Supplied material
>> Begin

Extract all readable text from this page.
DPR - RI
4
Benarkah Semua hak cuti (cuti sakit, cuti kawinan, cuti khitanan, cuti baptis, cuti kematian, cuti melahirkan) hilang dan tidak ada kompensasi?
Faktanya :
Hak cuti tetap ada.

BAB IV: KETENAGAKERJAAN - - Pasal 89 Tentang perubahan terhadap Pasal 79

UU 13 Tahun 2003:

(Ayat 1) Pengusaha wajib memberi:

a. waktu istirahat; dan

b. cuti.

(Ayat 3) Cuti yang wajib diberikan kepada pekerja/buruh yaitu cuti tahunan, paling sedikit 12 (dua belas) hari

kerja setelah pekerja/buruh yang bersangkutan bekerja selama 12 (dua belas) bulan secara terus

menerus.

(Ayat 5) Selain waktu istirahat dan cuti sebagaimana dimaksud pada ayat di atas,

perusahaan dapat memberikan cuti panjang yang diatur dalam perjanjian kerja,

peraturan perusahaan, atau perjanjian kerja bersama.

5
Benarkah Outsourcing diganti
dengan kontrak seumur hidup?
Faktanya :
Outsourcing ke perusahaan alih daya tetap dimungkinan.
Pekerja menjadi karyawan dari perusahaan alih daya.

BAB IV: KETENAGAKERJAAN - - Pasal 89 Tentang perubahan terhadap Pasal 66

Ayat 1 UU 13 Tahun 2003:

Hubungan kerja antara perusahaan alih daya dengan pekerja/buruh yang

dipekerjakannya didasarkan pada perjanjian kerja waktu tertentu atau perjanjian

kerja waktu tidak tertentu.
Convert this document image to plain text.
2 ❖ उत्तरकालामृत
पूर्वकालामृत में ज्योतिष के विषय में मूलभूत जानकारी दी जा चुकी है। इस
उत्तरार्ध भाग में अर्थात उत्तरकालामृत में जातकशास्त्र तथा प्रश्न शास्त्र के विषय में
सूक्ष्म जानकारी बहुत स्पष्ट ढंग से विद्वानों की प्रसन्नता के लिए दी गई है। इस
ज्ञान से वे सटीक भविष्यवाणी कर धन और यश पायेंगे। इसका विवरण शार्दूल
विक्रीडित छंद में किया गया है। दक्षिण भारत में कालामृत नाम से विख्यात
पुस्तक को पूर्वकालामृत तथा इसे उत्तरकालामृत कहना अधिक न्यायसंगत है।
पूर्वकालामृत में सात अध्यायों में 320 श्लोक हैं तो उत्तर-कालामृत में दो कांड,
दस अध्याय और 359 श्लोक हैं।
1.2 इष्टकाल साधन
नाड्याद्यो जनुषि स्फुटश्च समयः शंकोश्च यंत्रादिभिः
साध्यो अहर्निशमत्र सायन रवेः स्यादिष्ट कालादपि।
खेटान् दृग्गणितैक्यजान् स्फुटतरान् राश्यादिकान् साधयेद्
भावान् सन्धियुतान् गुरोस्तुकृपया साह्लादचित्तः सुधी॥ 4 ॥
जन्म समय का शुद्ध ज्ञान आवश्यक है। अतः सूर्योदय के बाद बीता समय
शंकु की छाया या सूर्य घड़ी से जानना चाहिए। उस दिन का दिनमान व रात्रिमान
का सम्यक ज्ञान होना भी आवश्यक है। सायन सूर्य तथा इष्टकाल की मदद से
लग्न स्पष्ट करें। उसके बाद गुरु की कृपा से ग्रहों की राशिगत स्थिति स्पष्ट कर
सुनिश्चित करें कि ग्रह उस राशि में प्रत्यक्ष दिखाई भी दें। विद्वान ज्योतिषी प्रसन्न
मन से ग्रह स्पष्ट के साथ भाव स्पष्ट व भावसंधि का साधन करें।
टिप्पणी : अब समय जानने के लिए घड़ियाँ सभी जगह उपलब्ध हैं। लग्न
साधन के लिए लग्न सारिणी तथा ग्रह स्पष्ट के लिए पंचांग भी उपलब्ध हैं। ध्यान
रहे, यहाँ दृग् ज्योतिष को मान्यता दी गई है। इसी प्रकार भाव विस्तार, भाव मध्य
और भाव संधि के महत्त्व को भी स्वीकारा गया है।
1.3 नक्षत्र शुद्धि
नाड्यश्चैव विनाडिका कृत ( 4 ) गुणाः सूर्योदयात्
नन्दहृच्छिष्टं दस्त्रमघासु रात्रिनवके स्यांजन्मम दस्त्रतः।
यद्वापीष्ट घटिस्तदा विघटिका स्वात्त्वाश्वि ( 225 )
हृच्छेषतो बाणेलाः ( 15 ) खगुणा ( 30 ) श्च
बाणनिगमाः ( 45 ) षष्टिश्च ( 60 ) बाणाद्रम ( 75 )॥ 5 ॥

>> End

To be done
Pick out, from the lines above, every one that contains the string "wajib".

Exercise answer
(Ayat 1) Pengusaha wajib memberi:
(Ayat 3) Cuti yang wajib diberikan kepada pekerja/buruh yaitu cuti tahunan, paling sedikit 12 (dua belas) hari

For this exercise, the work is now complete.